• _Supplied information_
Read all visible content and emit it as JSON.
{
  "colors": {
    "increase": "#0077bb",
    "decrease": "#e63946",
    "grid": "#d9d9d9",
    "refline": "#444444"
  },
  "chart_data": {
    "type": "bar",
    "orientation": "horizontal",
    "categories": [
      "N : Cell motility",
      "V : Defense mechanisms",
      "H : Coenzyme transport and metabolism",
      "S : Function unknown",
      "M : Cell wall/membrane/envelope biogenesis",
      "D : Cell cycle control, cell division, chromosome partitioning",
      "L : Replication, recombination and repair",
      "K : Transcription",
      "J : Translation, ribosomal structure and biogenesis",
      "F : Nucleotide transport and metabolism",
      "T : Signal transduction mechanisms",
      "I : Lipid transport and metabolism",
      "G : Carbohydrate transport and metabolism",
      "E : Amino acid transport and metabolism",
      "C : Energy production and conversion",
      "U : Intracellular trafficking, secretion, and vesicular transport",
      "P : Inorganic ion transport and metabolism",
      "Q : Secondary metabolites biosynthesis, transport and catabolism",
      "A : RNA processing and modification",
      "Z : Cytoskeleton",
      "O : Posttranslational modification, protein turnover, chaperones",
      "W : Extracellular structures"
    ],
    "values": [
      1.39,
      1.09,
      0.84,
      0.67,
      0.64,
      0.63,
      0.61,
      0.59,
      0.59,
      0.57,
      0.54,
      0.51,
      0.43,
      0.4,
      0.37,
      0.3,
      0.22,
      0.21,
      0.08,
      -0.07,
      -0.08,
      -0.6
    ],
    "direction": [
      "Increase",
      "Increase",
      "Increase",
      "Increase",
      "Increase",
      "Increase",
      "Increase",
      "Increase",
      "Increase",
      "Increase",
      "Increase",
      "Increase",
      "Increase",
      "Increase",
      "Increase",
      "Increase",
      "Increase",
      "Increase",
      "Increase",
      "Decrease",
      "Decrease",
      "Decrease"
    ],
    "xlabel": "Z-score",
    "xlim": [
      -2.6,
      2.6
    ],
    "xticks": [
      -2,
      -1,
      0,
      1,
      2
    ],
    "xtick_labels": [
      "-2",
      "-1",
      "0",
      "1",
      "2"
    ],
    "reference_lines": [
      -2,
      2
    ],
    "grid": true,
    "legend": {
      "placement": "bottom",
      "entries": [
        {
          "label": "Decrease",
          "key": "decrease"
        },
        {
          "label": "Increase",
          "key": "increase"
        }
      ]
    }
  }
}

• _What is required_
How many lines of the listing above hold "modification"? Answer with the number alone.

• _Answer to the problem_
2